── Extracted information ──

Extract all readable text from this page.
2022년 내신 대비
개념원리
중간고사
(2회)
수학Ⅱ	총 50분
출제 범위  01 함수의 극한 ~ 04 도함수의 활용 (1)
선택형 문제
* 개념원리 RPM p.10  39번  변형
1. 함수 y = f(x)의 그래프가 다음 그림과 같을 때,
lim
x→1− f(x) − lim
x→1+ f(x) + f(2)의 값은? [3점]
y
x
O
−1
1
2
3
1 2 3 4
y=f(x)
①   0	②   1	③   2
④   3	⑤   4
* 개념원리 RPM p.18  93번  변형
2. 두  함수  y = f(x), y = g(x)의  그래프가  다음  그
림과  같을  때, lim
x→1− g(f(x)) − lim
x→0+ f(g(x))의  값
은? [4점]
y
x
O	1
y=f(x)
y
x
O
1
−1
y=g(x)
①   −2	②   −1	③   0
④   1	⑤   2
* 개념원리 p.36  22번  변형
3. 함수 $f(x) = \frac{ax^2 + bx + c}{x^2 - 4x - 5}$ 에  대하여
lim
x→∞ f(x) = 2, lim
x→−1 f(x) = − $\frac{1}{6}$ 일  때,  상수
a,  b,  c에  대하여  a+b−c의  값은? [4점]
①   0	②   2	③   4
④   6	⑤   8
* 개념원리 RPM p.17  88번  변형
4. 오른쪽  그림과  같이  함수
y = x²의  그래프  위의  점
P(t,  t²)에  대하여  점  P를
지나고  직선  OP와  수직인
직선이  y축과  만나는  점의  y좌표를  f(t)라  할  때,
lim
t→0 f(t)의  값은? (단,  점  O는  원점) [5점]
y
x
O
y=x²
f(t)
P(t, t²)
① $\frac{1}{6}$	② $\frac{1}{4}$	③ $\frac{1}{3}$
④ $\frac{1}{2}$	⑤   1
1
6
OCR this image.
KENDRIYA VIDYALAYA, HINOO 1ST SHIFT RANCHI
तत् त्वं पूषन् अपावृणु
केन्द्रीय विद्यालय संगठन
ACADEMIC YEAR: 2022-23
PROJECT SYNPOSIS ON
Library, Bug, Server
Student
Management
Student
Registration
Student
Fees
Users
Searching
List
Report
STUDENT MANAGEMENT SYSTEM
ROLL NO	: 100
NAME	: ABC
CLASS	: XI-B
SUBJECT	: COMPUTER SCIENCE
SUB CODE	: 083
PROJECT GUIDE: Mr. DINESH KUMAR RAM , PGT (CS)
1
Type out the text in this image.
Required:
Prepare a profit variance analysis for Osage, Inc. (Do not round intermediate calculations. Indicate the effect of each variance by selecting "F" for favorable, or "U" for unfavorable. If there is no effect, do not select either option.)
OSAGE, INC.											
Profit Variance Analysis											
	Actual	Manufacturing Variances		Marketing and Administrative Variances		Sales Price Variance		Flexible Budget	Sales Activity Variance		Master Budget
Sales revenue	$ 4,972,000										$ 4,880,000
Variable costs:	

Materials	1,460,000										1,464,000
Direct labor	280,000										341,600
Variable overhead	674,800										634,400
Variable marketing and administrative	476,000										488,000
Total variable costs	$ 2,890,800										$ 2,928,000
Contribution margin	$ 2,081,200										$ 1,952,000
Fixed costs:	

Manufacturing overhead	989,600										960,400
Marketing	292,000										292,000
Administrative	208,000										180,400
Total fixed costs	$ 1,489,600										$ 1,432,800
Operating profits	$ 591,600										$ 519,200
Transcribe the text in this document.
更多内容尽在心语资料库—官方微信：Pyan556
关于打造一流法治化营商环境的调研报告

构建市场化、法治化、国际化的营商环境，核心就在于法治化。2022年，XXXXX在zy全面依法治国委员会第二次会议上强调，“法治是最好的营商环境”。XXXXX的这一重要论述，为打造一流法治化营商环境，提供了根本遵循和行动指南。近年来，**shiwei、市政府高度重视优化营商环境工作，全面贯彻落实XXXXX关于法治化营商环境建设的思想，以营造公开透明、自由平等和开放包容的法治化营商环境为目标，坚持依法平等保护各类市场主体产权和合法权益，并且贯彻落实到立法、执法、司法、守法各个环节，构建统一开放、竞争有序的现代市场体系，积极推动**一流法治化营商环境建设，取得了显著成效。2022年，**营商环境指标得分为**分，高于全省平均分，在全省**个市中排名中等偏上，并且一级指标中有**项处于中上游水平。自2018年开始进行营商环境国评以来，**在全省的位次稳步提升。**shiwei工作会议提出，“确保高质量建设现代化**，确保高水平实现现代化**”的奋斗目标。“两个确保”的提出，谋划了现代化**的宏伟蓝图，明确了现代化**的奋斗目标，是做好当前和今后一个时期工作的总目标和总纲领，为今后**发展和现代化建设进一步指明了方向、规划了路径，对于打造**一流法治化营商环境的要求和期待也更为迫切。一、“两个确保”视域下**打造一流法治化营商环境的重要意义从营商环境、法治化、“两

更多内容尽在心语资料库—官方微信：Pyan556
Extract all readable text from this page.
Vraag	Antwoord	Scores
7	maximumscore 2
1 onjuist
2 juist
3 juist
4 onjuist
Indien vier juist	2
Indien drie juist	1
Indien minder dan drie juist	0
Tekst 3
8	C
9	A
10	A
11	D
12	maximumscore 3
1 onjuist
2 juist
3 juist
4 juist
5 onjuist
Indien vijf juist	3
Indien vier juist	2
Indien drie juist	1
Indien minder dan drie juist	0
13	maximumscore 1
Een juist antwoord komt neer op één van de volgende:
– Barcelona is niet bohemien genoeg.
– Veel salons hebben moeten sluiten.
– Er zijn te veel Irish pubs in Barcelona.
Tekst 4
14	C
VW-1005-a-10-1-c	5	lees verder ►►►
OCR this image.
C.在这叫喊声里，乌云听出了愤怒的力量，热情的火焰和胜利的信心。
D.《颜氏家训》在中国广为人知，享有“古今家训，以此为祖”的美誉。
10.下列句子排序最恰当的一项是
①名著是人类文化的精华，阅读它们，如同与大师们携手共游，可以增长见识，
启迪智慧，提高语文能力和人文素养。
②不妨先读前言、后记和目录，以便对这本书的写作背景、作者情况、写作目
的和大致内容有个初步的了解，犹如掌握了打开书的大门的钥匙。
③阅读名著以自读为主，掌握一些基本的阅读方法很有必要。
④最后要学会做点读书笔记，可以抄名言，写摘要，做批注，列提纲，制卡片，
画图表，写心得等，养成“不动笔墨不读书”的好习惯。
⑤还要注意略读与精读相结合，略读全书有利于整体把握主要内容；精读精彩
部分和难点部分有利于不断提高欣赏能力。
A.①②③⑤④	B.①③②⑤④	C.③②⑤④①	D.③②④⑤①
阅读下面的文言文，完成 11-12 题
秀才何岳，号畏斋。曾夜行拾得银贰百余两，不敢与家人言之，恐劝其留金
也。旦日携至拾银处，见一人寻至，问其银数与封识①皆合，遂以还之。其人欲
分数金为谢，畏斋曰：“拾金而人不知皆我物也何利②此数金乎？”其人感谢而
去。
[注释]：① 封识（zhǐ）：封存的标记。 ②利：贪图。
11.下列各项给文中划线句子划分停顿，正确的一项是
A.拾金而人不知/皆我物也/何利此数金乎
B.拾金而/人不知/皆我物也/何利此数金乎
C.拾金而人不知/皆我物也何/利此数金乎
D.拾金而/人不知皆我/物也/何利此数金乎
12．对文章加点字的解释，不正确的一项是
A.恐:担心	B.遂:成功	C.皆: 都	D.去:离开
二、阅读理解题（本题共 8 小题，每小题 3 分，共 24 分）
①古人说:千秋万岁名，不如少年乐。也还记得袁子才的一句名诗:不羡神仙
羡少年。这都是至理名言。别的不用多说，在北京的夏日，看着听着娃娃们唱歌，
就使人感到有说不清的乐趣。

───

Required work
Extract each line of the material exactly as it stands.

Task solution
Extract all readable text from this page.
2022년 내신 대비
개념원리
중간고사
(2회)
수학Ⅱ	총 50분
출제 범위  01 함수의 극한 ~ 04 도함수의 활용 (1)
선택형 문제
* 개념원리 RPM p.10  39번  변형
1. 함수 y = f(x)의 그래프가 다음 그림과 같을 때,
lim
x→1− f(x) − lim
x→1+ f(x) + f(2)의 값은? [3점]
y
x
O
−1
1
2
3
1 2 3 4
y=f(x)
①   0	②   1	③   2
④   3	⑤   4
* 개념원리 RPM p.18  93번  변형
2. 두  함수  y = f(x), y = g(x)의  그래프가  다음  그
림과  같을  때, lim
x→1− g(f(x)) − lim
x→0+ f(g(x))의  값
은? [4점]
y
x
O	1
y=f(x)
y
x
O
1
−1
y=g(x)
①   −2	②   −1	③   0
④   1	⑤   2
* 개념원리 p.36  22번  변형
3. 함수 $f(x) = \frac{ax^2 + bx + c}{x^2 - 4x - 5}$ 에  대하여
lim
x→∞ f(x) = 2, lim
x→−1 f(x) = − $\frac{1}{6}$ 일  때,  상수
a,  b,  c에  대하여  a+b−c의  값은? [4점]
①   0	②   2	③   4
④   6	⑤   8
* 개념원리 RPM p.17  88번  변형
4. 오른쪽  그림과  같이  함수
y = x²의  그래프  위의  점
P(t,  t²)에  대하여  점  P를
지나고  직선  OP와  수직인
직선이  y축과  만나는  점의  y좌표를  f(t)라  할  때,
lim
t→0 f(t)의  값은? (단,  점  O는  원점) [5점]
y
x
O
y=x²
f(t)
P(t, t²)
① $\frac{1}{6}$	② $\frac{1}{4}$	③ $\frac{1}{3}$
④ $\frac{1}{2}$	⑤   1
1
6
OCR this image.
KENDRIYA VIDYALAYA, HINOO 1ST SHIFT RANCHI
तत् त्वं पूषन् अपावृणु
केन्द्रीय विद्यालय संगठन
ACADEMIC YEAR: 2022-23
PROJECT SYNPOSIS ON
Library, Bug, Server
Student
Management
Student
Registration
Student
Fees
Users
Searching
List
Report
STUDENT MANAGEMENT SYSTEM
ROLL NO	: 100
NAME	: ABC
CLASS	: XI-B
SUBJECT	: COMPUTER SCIENCE
SUB CODE	: 083
PROJECT GUIDE: Mr. DINESH KUMAR RAM , PGT (CS)
1
Type out the text in this image.
Required:
Prepare a profit variance analysis for Osage, Inc. (Do not round intermediate calculations. Indicate the effect of each variance by selecting "F" for favorable, or "U" for unfavorable. If there is no effect, do not select either option.)
OSAGE, INC.											
Profit Variance Analysis											
	Actual	Manufacturing Variances		Marketing and Administrative Variances		Sales Price Variance		Flexible Budget	Sales Activity Variance		Master Budget
Sales revenue	$ 4,972,000										$ 4,880,000
Variable costs:	

Materials	1,460,000										1,464,000
Direct labor	280,000										341,600
Variable overhead	674,800										634,400
Variable marketing and administrative	476,000										488,000
Total variable costs	$ 2,890,800										$ 2,928,000
Contribution margin	$ 2,081,200										$ 1,952,000
Fixed costs:	

Manufacturing overhead	989,600										960,400
Marketing	292,000										292,000
Administrative	208,000										180,400
Total fixed costs	$ 1,489,600										$ 1,432,800
Operating profits	$ 591,600										$ 519,200
Transcribe the text in this document.
更多内容尽在心语资料库—官方微信：Pyan556
关于打造一流法治化营商环境的调研报告

构建市场化、法治化、国际化的营商环境，核心就在于法治化。2022年，XXXXX在zy全面依法治国委员会第二次会议上强调，“法治是最好的营商环境”。XXXXX的这一重要论述，为打造一流法治化营商环境，提供了根本遵循和行动指南。近年来，**shiwei、市政府高度重视优化营商环境工作，全面贯彻落实XXXXX关于法治化营商环境建设的思想，以营造公开透明、自由平等和开放包容的法治化营商环境为目标，坚持依法平等保护各类市场主体产权和合法权益，并且贯彻落实到立法、执法、司法、守法各个环节，构建统一开放、竞争有序的现代市场体系，积极推动**一流法治化营商环境建设，取得了显著成效。2022年，**营商环境指标得分为**分，高于全省平均分，在全省**个市中排名中等偏上，并且一级指标中有**项处于中上游水平。自2018年开始进行营商环境国评以来，**在全省的位次稳步提升。**shiwei工作会议提出，“确保高质量建设现代化**，确保高水平实现现代化**”的奋斗目标。“两个确保”的提出，谋划了现代化**的宏伟蓝图，明确了现代化**的奋斗目标，是做好当前和今后一个时期工作的总目标和总纲领，为今后**发展和现代化建设进一步指明了方向、规划了路径，对于打造**一流法治化营商环境的要求和期待也更为迫切。一、“两个确保”视域下**打造一流法治化营商环境的重要意义从营商环境、法治化、“两

更多内容尽在心语资料库—官方微信：Pyan556
Extract all readable text from this page.
Vraag	Antwoord	Scores
7	maximumscore 2
1 onjuist
2 juist
3 juist
4 onjuist
Indien vier juist	2
Indien drie juist	1
Indien minder dan drie juist	0
Tekst 3
8	C
9	A
10	A
11	D
12	maximumscore 3
1 onjuist
2 juist
3 juist
4 juist
5 onjuist
Indien vijf juist	3
Indien vier juist	2
Indien drie juist	1
Indien minder dan drie juist	0
13	maximumscore 1
Een juist antwoord komt neer op één van de volgende:
– Barcelona is niet bohemien genoeg.
– Veel salons hebben moeten sluiten.
– Er zijn te veel Irish pubs in Barcelona.
Tekst 4
14	C
VW-1005-a-10-1-c	5	lees verder ►►►
OCR this image.
C.在这叫喊声里，乌云听出了愤怒的力量，热情的火焰和胜利的信心。
D.《颜氏家训》在中国广为人知，享有“古今家训，以此为祖”的美誉。
10.下列句子排序最恰当的一项是
①名著是人类文化的精华，阅读它们，如同与大师们携手共游，可以增长见识，
启迪智慧，提高语文能力和人文素养。
②不妨先读前言、后记和目录，以便对这本书的写作背景、作者情况、写作目
的和大致内容有个初步的了解，犹如掌握了打开书的大门的钥匙。
③阅读名著以自读为主，掌握一些基本的阅读方法很有必要。
④最后要学会做点读书笔记，可以抄名言，写摘要，做批注，列提纲，制卡片，
画图表，写心得等，养成“不动笔墨不读书”的好习惯。
⑤还要注意略读与精读相结合，略读全书有利于整体把握主要内容；精读精彩
部分和难点部分有利于不断提高欣赏能力。
A.①②③⑤④	B.①③②⑤④	C.③②⑤④①	D.③②④⑤①
阅读下面的文言文，完成 11-12 题
秀才何岳，号畏斋。曾夜行拾得银贰百余两，不敢与家人言之，恐劝其留金
也。旦日携至拾银处，见一人寻至，问其银数与封识①皆合，遂以还之。其人欲
分数金为谢，畏斋曰：“拾金而人不知皆我物也何利②此数金乎？”其人感谢而
去。
[注释]：① 封识（zhǐ）：封存的标记。 ②利：贪图。
11.下列各项给文中划线句子划分停顿，正确的一项是
A.拾金而人不知/皆我物也/何利此数金乎
B.拾金而/人不知/皆我物也/何利此数金乎
C.拾金而人不知/皆我物也何/利此数金乎
D.拾金而/人不知皆我/物也/何利此数金乎
12．对文章加点字的解释，不正确的一项是
A.恐:担心	B.遂:成功	C.皆: 都	D.去:离开
二、阅读理解题（本题共 8 小题，每小题 3 分，共 24 分）
①古人说:千秋万岁名，不如少年乐。也还记得袁子才的一句名诗:不羡神仙
羡少年。这都是至理名言。别的不用多说，在北京的夏日，看着听着娃娃们唱歌，
就使人感到有说不清的乐趣。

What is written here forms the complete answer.